INSTRUCTION: Report all lines from the entries below in which "lượn" appears.

INPUT MATERIAL:
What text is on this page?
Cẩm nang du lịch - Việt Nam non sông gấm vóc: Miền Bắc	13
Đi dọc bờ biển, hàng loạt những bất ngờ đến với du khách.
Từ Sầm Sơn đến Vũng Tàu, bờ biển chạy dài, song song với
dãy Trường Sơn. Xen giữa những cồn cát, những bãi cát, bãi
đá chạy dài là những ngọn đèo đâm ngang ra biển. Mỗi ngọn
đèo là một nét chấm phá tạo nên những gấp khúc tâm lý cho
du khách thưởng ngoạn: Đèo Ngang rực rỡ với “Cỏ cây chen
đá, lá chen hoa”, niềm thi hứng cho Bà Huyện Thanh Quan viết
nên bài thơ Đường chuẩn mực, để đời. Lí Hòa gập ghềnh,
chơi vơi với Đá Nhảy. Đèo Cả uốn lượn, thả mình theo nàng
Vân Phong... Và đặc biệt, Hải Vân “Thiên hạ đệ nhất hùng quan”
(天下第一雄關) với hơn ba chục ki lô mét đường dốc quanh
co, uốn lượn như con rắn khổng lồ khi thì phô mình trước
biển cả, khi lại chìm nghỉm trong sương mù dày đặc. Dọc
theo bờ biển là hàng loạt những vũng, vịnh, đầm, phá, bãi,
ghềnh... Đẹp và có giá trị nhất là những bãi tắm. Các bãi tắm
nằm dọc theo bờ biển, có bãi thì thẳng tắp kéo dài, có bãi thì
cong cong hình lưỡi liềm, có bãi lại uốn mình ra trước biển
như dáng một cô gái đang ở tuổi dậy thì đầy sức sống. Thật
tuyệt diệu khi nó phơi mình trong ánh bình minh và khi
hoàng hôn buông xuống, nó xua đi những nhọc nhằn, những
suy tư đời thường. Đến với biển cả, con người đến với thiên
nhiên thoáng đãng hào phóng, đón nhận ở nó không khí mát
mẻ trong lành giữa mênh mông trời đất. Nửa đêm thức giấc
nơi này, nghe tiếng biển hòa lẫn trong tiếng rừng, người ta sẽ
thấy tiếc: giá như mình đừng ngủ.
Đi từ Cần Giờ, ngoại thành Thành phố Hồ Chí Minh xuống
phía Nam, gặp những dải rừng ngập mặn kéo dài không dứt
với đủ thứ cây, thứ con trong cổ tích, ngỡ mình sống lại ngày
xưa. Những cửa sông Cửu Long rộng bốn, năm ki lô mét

SOLUTION FOR THIS PROBLEM:
chơi vơi với Đá Nhảy. Đèo Cả uốn lượn, thả mình theo nàng
co, uốn lượn như con rắn khổng lồ khi thì phô mình trước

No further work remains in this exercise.